> [What is required]:
Look for the word "this" in the entries below, then copy every line that has it.
* BEGIN Provided information *
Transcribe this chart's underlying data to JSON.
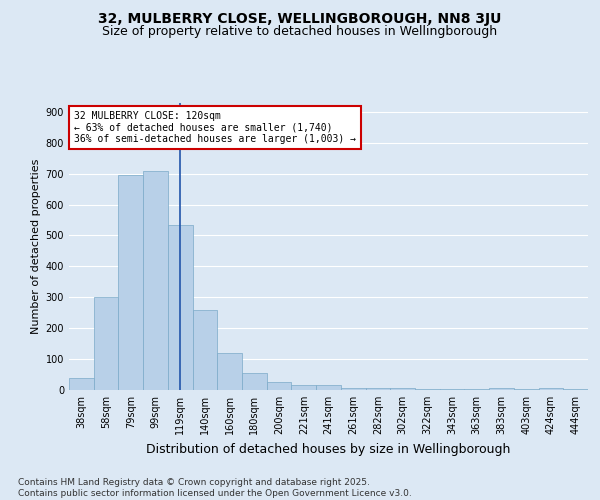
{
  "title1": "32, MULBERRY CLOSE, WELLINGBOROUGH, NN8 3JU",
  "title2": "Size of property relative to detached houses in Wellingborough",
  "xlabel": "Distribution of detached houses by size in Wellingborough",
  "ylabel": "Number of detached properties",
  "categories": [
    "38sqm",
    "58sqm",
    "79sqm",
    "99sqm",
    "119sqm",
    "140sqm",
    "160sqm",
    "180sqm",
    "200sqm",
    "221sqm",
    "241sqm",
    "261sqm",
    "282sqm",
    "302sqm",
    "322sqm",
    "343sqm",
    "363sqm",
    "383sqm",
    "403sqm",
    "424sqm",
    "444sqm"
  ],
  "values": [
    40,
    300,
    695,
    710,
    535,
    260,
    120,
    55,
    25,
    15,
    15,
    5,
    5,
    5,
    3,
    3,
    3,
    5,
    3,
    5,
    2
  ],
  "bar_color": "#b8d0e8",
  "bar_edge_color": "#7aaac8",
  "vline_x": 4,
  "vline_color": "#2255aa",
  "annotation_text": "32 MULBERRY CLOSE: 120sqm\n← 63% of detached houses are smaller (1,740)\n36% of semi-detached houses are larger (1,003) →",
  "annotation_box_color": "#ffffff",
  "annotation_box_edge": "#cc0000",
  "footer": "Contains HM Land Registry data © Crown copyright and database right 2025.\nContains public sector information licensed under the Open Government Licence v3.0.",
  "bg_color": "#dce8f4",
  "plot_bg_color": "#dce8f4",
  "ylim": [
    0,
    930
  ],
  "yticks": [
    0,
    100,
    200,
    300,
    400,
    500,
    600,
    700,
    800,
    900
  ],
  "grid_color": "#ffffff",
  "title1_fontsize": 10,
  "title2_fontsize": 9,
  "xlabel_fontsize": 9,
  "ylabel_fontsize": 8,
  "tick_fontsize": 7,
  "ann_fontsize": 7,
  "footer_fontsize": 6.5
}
* END Provided information *
* BEGIN Provided information *
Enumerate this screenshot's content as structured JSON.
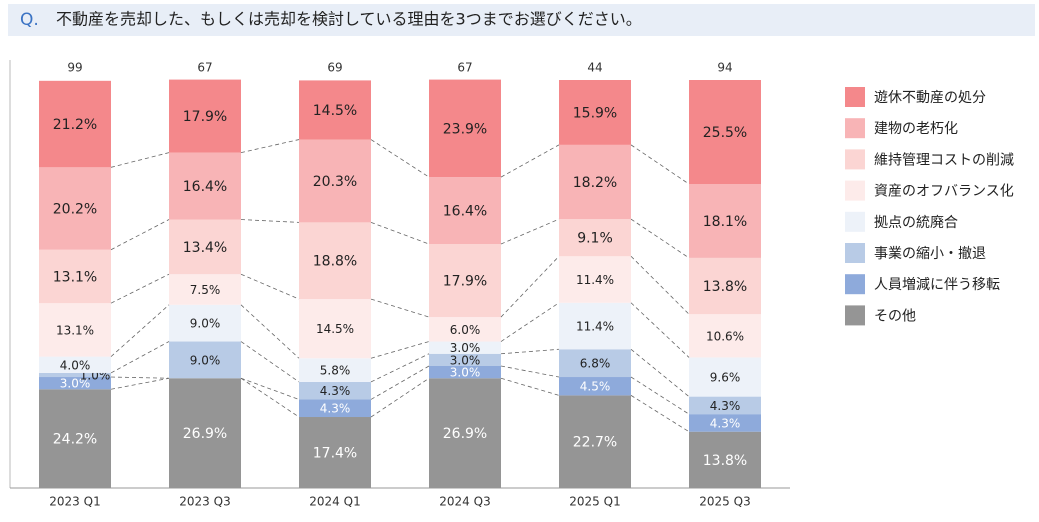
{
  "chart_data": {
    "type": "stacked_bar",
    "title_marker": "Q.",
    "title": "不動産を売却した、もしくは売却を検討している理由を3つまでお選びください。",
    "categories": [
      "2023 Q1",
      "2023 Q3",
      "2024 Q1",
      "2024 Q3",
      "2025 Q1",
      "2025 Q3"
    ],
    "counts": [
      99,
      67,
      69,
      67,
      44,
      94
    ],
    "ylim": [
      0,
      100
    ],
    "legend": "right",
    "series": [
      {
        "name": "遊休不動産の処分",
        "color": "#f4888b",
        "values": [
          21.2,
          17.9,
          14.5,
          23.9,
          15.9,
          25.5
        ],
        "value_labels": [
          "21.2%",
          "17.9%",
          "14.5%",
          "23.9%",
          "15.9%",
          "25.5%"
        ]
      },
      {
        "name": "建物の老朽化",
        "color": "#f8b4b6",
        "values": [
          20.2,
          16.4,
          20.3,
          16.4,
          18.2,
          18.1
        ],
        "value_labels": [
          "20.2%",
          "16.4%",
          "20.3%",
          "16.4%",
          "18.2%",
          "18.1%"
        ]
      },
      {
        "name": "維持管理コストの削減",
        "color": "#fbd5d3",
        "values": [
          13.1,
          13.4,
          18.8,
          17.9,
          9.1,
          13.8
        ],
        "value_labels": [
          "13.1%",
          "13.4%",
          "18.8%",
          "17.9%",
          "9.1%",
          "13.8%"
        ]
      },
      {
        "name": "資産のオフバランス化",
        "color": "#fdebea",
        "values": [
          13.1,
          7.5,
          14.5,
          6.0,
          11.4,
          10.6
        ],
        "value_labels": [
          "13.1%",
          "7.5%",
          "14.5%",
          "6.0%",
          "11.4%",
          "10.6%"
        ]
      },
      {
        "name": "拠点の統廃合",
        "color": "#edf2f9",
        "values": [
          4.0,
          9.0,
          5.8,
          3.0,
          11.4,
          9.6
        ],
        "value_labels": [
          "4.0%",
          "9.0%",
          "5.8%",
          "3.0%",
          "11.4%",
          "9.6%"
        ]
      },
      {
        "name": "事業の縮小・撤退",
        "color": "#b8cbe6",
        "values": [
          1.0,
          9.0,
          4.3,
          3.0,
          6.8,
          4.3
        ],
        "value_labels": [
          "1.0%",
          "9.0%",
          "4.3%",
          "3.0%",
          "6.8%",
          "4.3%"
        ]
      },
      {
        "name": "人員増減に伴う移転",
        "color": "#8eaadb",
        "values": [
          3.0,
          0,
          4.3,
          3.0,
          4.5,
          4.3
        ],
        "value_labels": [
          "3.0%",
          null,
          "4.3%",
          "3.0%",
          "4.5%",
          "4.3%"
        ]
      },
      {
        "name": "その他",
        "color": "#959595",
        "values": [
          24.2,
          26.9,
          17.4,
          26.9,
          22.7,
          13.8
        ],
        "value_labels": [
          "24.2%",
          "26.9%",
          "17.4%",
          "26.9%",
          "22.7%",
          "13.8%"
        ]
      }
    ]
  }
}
* END Provided information *
> [The result]:
Transcribe this chart's underlying data to JSON.
Enumerate this screenshot's content as structured JSON.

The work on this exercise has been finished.